PROBLEM —
Reproduce all of the material word for word.

[Records contained in a dataset]

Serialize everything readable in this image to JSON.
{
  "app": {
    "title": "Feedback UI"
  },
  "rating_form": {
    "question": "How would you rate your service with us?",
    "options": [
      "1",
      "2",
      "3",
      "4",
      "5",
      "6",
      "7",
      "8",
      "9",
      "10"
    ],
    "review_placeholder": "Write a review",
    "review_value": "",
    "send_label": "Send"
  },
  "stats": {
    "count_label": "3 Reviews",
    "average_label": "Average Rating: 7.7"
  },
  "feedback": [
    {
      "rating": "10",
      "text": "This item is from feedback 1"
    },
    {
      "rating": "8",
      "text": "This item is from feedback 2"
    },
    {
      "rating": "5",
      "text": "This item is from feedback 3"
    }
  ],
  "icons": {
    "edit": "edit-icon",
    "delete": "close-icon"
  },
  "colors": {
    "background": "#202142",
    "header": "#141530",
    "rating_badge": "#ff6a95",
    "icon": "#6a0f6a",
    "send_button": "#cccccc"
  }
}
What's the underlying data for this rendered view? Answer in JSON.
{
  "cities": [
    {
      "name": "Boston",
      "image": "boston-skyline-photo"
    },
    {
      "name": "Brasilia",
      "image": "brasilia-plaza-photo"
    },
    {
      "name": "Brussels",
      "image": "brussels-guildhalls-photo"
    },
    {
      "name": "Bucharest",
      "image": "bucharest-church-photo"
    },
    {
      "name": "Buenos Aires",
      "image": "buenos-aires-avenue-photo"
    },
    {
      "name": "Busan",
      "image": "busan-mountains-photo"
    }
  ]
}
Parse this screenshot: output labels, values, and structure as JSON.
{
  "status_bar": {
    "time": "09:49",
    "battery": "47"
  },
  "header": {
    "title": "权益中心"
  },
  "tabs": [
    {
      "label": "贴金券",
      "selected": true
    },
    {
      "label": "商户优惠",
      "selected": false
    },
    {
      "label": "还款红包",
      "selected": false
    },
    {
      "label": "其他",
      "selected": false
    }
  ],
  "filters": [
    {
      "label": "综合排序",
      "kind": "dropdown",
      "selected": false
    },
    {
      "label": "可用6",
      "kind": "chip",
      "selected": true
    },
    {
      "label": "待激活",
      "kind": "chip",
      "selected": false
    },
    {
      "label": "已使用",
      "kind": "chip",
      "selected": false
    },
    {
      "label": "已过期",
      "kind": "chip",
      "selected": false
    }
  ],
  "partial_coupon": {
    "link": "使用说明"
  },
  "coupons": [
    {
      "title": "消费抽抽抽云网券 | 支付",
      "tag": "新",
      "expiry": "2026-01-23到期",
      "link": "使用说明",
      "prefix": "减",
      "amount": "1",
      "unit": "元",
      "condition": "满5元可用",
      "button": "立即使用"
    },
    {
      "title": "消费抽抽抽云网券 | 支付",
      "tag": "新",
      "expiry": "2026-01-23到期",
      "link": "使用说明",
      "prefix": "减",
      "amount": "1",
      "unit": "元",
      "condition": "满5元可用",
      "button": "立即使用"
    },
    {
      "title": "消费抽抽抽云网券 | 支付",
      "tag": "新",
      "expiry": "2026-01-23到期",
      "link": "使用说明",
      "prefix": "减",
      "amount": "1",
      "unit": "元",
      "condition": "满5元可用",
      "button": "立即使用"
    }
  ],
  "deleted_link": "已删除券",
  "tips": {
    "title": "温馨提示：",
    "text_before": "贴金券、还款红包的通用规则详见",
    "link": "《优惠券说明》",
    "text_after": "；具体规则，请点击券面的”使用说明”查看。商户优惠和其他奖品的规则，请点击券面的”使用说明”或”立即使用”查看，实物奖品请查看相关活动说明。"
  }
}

SOLUTION FOR THIS EXERCISE —
Serialize everything readable in this image to JSON.
{
  "app": {
    "title": "Feedback UI"
  },
  "rating_form": {
    "question": "How would you rate your service with us?",
    "options": [
      "1",
      "2",
      "3",
      "4",
      "5",
      "6",
      "7",
      "8",
      "9",
      "10"
    ],
    "review_placeholder": "Write a review",
    "review_value": "",
    "send_label": "Send"
  },
  "stats": {
    "count_label": "3 Reviews",
    "average_label": "Average Rating: 7.7"
  },
  "feedback": [
    {
      "rating": "10",
      "text": "This item is from feedback 1"
    },
    {
      "rating": "8",
      "text": "This item is from feedback 2"
    },
    {
      "rating": "5",
      "text": "This item is from feedback 3"
    }
  ],
  "icons": {
    "edit": "edit-icon",
    "delete": "close-icon"
  },
  "colors": {
    "background": "#202142",
    "header": "#141530",
    "rating_badge": "#ff6a95",
    "icon": "#6a0f6a",
    "send_button": "#cccccc"
  }
}
What's the underlying data for this rendered view? Answer in JSON.
{
  "cities": [
    {
      "name": "Boston",
      "image": "boston-skyline-photo"
    },
    {
      "name": "Brasilia",
      "image": "brasilia-plaza-photo"
    },
    {
      "name": "Brussels",
      "image": "brussels-guildhalls-photo"
    },
    {
      "name": "Bucharest",
      "image": "bucharest-church-photo"
    },
    {
      "name": "Buenos Aires",
      "image": "buenos-aires-avenue-photo"
    },
    {
      "name": "Busan",
      "image": "busan-mountains-photo"
    }
  ]
}
Parse this screenshot: output labels, values, and structure as JSON.
{
  "status_bar": {
    "time": "09:49",
    "battery": "47"
  },
  "header": {
    "title": "权益中心"
  },
  "tabs": [
    {
      "label": "贴金券",
      "selected": true
    },
    {
      "label": "商户优惠",
      "selected": false
    },
    {
      "label": "还款红包",
      "selected": false
    },
    {
      "label": "其他",
      "selected": false
    }
  ],
  "filters": [
    {
      "label": "综合排序",
      "kind": "dropdown",
      "selected": false
    },
    {
      "label": "可用6",
      "kind": "chip",
      "selected": true
    },
    {
      "label": "待激活",
      "kind": "chip",
      "selected": false
    },
    {
      "label": "已使用",
      "kind": "chip",
      "selected": false
    },
    {
      "label": "已过期",
      "kind": "chip",
      "selected": false
    }
  ],
  "partial_coupon": {
    "link": "使用说明"
  },
  "coupons": [
    {
      "title": "消费抽抽抽云网券 | 支付",
      "tag": "新",
      "expiry": "2026-01-23到期",
      "link": "使用说明",
      "prefix": "减",
      "amount": "1",
      "unit": "元",
      "condition": "满5元可用",
      "button": "立即使用"
    },
    {
      "title": "消费抽抽抽云网券 | 支付",
      "tag": "新",
      "expiry": "2026-01-23到期",
      "link": "使用说明",
      "prefix": "减",
      "amount": "1",
      "unit": "元",
      "condition": "满5元可用",
      "button": "立即使用"
    },
    {
      "title": "消费抽抽抽云网券 | 支付",
      "tag": "新",
      "expiry": "2026-01-23到期",
      "link": "使用说明",
      "prefix": "减",
      "amount": "1",
      "unit": "元",
      "condition": "满5元可用",
      "button": "立即使用"
    }
  ],
  "deleted_link": "已删除券",
  "tips": {
    "title": "温馨提示：",
    "text_before": "贴金券、还款红包的通用规则详见",
    "link": "《优惠券说明》",
    "text_after": "；具体规则，请点击券面的”使用说明”查看。商户优惠和其他奖品的规则，请点击券面的”使用说明”或”立即使用”查看，实物奖品请查看相关活动说明。"
  }
}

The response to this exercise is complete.